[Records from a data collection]
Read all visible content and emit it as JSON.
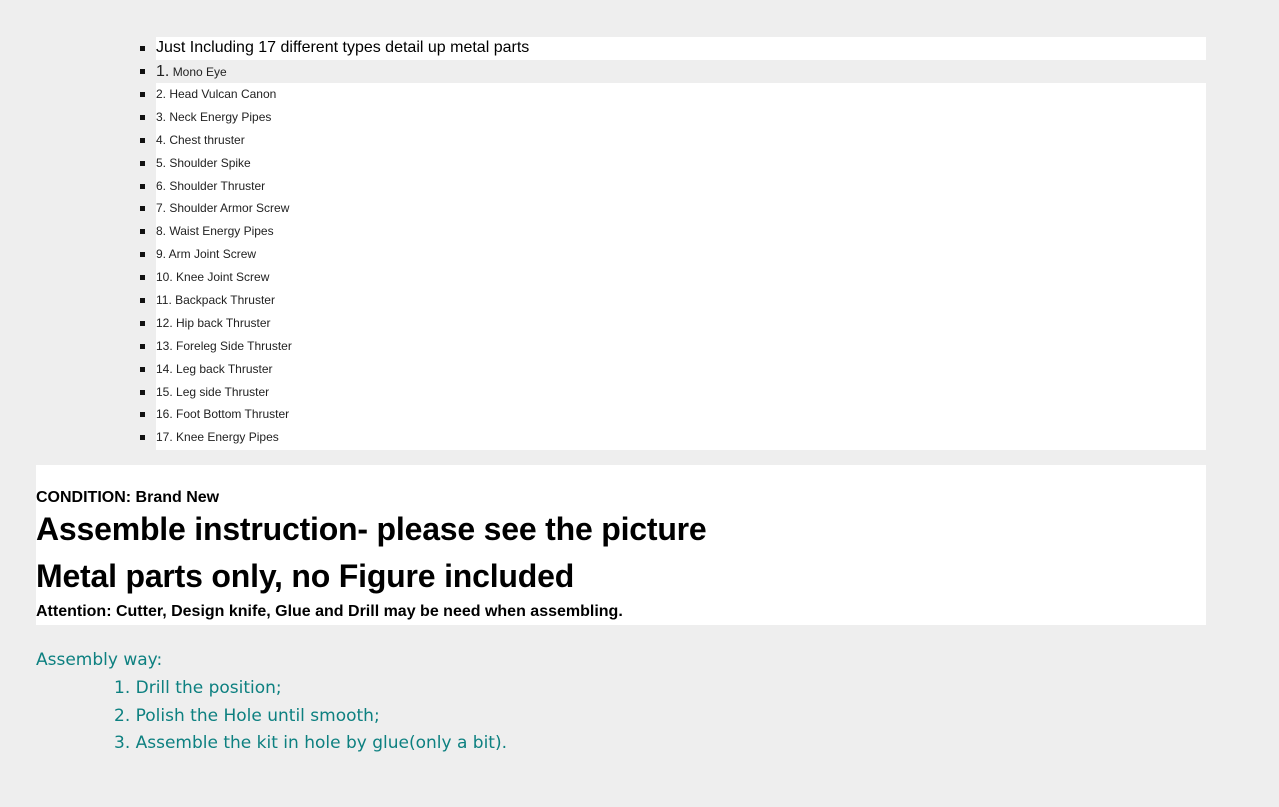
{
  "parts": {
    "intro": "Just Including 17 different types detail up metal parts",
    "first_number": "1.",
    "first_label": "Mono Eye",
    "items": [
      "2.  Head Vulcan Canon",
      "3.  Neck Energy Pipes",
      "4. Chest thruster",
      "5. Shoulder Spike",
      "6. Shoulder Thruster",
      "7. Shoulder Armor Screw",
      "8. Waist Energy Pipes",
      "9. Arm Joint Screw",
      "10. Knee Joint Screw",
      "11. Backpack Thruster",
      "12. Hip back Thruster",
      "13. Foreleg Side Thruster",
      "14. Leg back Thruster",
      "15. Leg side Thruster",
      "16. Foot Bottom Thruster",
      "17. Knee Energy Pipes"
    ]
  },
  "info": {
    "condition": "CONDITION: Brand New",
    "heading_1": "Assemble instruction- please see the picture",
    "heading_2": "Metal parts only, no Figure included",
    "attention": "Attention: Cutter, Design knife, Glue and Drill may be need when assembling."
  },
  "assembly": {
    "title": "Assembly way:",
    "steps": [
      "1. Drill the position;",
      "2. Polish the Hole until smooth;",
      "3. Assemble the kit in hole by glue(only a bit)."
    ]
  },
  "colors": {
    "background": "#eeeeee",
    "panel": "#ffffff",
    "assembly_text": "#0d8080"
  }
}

• _EXERCISE DESCRIPTION_
Using the material above, return every line exactly as it appears, minus the pictures.

• _EXERCISE OUTPUT_
Read all visible content and emit it as JSON.
{
  "parts": {
    "intro": "Just Including 17 different types detail up metal parts",
    "first_number": "1.",
    "first_label": "Mono Eye",
    "items": [
      "2.  Head Vulcan Canon",
      "3.  Neck Energy Pipes",
      "4. Chest thruster",
      "5. Shoulder Spike",
      "6. Shoulder Thruster",
      "7. Shoulder Armor Screw",
      "8. Waist Energy Pipes",
      "9. Arm Joint Screw",
      "10. Knee Joint Screw",
      "11. Backpack Thruster",
      "12. Hip back Thruster",
      "13. Foreleg Side Thruster",
      "14. Leg back Thruster",
      "15. Leg side Thruster",
      "16. Foot Bottom Thruster",
      "17. Knee Energy Pipes"
    ]
  },
  "info": {
    "condition": "CONDITION: Brand New",
    "heading_1": "Assemble instruction- please see the picture",
    "heading_2": "Metal parts only, no Figure included",
    "attention": "Attention: Cutter, Design knife, Glue and Drill may be need when assembling."
  },
  "assembly": {
    "title": "Assembly way:",
    "steps": [
      "1. Drill the position;",
      "2. Polish the Hole until smooth;",
      "3. Assemble the kit in hole by glue(only a bit)."
    ]
  },
  "colors": {
    "background": "#eeeeee",
    "panel": "#ffffff",
    "assembly_text": "#0d8080"
  }
}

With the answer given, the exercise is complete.